Excerpt from a dataset:

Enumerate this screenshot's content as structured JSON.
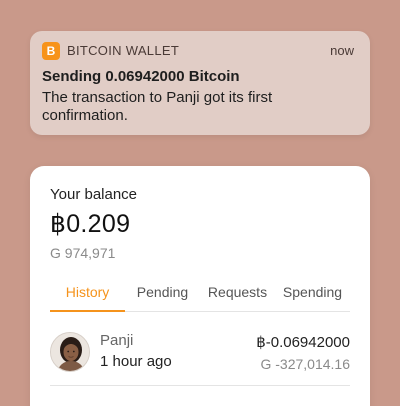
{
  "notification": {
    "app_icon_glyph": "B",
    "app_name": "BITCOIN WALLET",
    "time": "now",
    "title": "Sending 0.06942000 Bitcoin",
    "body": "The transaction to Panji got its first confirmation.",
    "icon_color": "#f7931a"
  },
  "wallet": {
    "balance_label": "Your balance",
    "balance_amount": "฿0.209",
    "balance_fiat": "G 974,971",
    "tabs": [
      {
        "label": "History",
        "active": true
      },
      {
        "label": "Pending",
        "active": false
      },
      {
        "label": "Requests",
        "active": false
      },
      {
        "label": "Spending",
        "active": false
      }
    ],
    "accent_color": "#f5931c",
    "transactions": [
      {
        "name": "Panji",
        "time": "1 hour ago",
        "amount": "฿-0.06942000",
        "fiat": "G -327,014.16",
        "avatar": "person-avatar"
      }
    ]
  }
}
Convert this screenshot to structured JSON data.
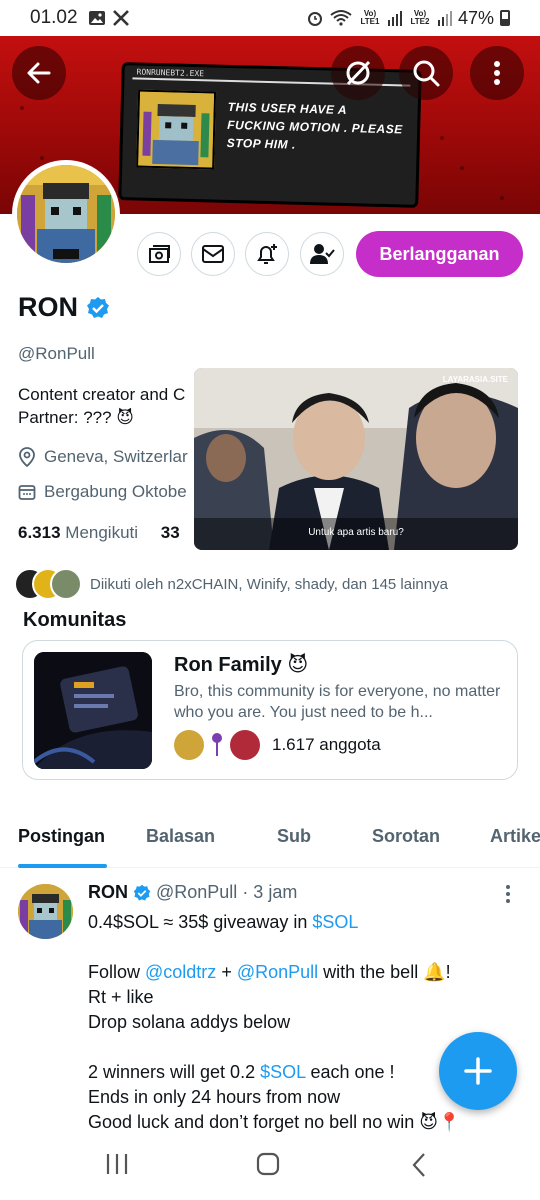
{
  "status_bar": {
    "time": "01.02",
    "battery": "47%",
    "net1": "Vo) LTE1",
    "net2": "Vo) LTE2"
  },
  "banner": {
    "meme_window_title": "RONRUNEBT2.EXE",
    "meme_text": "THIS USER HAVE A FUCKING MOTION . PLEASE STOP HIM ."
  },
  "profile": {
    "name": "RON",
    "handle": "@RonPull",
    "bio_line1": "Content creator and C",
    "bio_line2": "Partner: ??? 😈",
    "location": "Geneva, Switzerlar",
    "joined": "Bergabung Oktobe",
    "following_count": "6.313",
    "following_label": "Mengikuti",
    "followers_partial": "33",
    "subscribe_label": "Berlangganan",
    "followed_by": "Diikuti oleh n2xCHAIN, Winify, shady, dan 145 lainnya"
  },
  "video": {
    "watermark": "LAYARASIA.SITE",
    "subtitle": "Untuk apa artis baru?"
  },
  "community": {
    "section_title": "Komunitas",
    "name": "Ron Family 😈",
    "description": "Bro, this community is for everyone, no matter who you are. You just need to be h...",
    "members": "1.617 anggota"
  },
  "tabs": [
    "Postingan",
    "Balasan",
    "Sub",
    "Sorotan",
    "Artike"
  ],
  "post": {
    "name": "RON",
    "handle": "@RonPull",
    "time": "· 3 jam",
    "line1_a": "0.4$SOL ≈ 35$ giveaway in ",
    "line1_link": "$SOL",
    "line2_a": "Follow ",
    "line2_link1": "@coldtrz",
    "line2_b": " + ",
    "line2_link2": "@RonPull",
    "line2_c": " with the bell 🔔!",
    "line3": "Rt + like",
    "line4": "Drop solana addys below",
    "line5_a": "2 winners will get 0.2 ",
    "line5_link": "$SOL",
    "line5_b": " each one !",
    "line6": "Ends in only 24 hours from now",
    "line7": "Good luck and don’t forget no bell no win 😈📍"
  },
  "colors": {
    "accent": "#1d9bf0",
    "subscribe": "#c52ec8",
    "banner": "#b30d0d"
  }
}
--
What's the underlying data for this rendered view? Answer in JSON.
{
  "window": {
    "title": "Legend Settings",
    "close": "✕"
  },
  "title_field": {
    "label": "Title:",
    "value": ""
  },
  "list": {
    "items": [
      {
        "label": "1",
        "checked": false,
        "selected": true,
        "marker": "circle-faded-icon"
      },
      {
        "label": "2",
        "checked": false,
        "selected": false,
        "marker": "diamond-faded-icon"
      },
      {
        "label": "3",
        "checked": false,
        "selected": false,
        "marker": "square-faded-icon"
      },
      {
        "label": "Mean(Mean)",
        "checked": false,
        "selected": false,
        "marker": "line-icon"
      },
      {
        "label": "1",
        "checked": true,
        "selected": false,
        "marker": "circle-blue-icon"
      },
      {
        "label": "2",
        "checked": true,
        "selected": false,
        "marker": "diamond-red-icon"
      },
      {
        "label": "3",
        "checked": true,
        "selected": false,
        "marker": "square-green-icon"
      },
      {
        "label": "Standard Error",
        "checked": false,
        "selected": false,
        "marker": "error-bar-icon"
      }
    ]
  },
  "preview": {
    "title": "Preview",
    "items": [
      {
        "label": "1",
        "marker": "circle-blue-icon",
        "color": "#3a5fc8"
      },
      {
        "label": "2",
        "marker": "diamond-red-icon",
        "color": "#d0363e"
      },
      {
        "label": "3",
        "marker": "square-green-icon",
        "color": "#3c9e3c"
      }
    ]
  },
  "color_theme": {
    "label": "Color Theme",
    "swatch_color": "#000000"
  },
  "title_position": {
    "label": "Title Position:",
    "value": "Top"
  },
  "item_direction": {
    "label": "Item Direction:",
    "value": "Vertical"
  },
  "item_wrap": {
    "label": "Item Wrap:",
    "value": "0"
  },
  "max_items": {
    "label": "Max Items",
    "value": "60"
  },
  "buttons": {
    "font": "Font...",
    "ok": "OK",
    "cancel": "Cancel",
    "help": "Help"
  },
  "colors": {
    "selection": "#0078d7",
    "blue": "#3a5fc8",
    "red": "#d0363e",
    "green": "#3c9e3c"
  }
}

→ GIVEN PROBLEM:
Report only the number of lines in the listing that contain the word "bell".

→ EXERCISE OUTPUT:
2